*The exercise*. Could you duplicate the data below word for word, starting with its first line and going on through the line with "series-lines (184, 120, 706, 421)", both included?

+++ Provided material

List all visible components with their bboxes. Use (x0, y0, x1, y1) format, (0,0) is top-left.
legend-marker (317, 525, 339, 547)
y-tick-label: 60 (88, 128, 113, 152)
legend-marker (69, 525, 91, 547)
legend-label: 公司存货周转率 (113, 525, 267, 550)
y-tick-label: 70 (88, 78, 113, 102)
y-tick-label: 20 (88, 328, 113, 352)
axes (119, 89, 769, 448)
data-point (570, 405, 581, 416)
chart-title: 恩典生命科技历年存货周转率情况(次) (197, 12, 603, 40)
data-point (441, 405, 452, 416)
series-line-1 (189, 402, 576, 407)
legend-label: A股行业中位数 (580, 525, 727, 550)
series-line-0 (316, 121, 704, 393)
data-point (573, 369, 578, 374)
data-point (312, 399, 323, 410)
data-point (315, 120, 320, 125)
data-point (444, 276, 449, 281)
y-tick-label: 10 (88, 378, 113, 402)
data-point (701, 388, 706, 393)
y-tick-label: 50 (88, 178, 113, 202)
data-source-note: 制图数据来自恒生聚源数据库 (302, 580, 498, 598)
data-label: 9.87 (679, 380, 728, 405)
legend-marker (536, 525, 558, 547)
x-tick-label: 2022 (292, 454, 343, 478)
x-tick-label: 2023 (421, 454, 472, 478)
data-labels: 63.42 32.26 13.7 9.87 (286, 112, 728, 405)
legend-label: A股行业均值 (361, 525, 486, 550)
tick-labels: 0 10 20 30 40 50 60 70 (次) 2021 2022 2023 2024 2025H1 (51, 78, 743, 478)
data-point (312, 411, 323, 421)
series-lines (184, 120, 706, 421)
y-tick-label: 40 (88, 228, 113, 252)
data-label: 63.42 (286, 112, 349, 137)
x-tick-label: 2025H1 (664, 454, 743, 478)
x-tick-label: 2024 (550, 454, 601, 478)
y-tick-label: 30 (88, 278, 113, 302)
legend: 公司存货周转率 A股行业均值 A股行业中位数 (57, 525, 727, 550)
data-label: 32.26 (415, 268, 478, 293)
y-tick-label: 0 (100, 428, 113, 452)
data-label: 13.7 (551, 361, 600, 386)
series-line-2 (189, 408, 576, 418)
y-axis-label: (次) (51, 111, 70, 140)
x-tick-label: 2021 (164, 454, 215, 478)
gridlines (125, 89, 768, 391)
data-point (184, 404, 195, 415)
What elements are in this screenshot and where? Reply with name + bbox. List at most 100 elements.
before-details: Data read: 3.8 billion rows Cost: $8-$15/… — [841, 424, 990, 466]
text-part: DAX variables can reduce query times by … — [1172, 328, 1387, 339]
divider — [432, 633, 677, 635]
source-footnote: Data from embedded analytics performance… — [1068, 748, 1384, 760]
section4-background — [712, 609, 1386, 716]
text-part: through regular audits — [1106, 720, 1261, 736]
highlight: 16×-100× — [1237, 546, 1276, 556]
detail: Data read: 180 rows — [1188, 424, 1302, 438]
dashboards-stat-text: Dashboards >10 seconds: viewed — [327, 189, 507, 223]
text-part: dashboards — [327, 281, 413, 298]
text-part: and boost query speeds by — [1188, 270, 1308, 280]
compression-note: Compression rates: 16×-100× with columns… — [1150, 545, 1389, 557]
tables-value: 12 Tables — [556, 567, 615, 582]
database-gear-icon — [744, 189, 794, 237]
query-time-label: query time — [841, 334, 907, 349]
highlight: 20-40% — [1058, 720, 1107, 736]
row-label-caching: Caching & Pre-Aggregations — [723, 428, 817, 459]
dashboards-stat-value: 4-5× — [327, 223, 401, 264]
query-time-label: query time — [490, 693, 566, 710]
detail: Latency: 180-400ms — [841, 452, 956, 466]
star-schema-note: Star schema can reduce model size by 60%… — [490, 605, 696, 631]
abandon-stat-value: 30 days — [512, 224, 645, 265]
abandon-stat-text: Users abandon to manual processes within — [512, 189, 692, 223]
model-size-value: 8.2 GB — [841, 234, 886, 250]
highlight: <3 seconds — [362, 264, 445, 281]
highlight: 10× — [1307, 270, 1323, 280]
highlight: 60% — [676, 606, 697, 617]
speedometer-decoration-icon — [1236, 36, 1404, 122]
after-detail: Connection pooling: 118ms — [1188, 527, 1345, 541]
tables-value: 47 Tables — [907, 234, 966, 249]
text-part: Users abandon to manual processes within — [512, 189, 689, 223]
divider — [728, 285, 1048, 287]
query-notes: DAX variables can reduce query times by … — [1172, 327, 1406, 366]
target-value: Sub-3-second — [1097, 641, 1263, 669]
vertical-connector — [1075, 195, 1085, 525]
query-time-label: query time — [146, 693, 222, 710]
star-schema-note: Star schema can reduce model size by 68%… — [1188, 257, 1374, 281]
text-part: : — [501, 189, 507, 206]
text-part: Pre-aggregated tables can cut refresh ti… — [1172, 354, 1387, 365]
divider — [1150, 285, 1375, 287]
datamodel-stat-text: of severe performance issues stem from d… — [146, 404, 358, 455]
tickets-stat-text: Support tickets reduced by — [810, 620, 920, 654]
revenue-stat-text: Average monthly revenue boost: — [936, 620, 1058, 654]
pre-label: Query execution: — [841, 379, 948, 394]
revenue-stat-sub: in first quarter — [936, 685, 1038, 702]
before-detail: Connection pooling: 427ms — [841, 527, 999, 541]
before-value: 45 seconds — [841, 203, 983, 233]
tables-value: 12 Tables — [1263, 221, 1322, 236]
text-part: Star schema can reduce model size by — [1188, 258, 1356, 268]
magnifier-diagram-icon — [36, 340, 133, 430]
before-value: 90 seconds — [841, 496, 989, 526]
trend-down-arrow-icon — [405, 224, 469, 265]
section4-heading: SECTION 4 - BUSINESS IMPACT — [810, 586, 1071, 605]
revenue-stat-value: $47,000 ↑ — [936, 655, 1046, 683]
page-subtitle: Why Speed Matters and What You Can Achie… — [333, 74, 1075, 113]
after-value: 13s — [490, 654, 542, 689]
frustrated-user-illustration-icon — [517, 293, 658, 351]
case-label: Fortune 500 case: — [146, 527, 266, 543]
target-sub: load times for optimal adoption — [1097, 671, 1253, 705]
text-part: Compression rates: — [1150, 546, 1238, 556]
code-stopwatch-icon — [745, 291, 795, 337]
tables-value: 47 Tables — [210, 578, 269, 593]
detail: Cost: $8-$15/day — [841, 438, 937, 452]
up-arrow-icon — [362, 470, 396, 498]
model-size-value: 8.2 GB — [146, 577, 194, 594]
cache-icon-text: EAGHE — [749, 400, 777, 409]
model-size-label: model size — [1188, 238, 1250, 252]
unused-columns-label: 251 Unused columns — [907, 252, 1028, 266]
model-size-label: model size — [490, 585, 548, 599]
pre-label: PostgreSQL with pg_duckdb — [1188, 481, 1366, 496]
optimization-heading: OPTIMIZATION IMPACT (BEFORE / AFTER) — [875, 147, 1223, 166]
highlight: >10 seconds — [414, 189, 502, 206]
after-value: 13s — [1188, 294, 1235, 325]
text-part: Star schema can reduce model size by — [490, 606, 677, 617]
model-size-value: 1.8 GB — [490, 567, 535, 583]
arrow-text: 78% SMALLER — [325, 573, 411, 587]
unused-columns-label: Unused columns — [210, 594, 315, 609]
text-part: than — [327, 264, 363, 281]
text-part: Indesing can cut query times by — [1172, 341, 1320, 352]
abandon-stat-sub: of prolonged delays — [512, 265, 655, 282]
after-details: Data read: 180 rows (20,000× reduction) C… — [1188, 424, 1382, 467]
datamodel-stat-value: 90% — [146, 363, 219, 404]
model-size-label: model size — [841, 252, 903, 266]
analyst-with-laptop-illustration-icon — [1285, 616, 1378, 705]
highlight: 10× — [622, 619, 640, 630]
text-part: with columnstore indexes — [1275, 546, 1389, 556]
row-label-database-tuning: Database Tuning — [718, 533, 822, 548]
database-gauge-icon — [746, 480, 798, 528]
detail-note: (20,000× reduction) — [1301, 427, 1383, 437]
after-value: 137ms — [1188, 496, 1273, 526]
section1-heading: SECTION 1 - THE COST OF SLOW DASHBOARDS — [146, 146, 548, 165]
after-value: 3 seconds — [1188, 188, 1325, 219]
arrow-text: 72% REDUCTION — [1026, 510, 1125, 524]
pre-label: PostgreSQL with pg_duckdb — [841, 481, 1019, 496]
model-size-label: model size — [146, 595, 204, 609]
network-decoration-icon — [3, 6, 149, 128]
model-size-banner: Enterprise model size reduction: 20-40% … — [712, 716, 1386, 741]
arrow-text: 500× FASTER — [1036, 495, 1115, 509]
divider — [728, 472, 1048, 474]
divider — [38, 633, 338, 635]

++++++

*Solution*.
List all visible components with their bboxes. Use (x0, y0, x1, y1) format, (0,0) is top-left.
legend-marker (317, 525, 339, 547)
y-tick-label: 60 (88, 128, 113, 152)
legend-marker (69, 525, 91, 547)
legend-label: 公司存货周转率 (113, 525, 267, 550)
y-tick-label: 70 (88, 78, 113, 102)
y-tick-label: 20 (88, 328, 113, 352)
axes (119, 89, 769, 448)
data-point (570, 405, 581, 416)
chart-title: 恩典生命科技历年存货周转率情况(次) (197, 12, 603, 40)
data-point (441, 405, 452, 416)
series-line-1 (189, 402, 576, 407)
legend-label: A股行业中位数 (580, 525, 727, 550)
series-line-0 (316, 121, 704, 393)
data-point (573, 369, 578, 374)
data-point (312, 399, 323, 410)
data-point (315, 120, 320, 125)
data-point (444, 276, 449, 281)
y-tick-label: 10 (88, 378, 113, 402)
data-point (701, 388, 706, 393)
y-tick-label: 50 (88, 178, 113, 202)
data-source-note: 制图数据来自恒生聚源数据库 (302, 580, 498, 598)
data-label: 9.87 (679, 380, 728, 405)
legend-marker (536, 525, 558, 547)
x-tick-label: 2022 (292, 454, 343, 478)
x-tick-label: 2023 (421, 454, 472, 478)
data-labels: 63.42 32.26 13.7 9.87 (286, 112, 728, 405)
legend-label: A股行业均值 (361, 525, 486, 550)
tick-labels: 0 10 20 30 40 50 60 70 (次) 2021 2022 2023 2024 2025H1 (51, 78, 743, 478)
data-point (312, 411, 323, 421)
series-lines (184, 120, 706, 421)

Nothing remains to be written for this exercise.